→ GOAL OF THE EXERCISE
Gather every line of the entries that includes the word "this".
───── SUPPLIED RECORDS
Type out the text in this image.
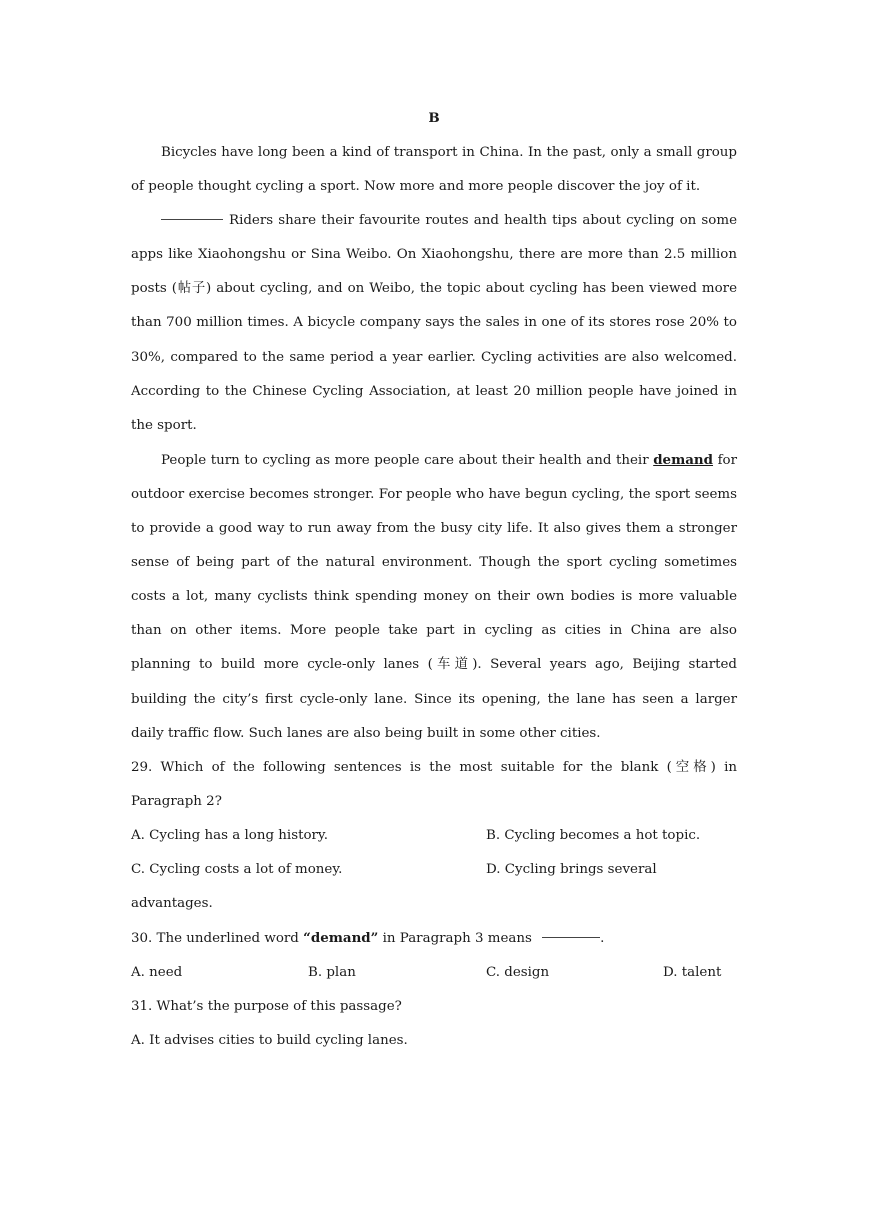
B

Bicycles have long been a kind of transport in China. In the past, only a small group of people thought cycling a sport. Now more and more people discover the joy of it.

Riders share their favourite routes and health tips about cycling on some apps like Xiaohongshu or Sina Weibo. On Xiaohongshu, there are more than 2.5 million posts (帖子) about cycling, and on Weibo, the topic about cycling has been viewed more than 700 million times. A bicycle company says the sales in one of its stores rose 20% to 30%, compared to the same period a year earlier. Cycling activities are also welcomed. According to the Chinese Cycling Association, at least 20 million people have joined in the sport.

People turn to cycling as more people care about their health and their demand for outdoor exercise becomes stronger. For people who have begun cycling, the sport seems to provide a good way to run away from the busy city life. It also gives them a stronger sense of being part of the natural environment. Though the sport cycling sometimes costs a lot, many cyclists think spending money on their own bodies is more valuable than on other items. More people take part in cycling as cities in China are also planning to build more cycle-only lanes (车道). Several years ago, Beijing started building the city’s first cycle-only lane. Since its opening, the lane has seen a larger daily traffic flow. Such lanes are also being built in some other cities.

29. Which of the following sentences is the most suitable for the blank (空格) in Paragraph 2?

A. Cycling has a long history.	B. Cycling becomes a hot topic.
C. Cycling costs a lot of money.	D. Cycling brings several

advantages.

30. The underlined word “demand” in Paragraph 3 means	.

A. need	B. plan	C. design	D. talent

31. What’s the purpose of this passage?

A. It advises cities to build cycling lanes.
──────────
→ WRITTEN RESPONSE
Type out the text in this image.
31. What’s the purpose of this passage?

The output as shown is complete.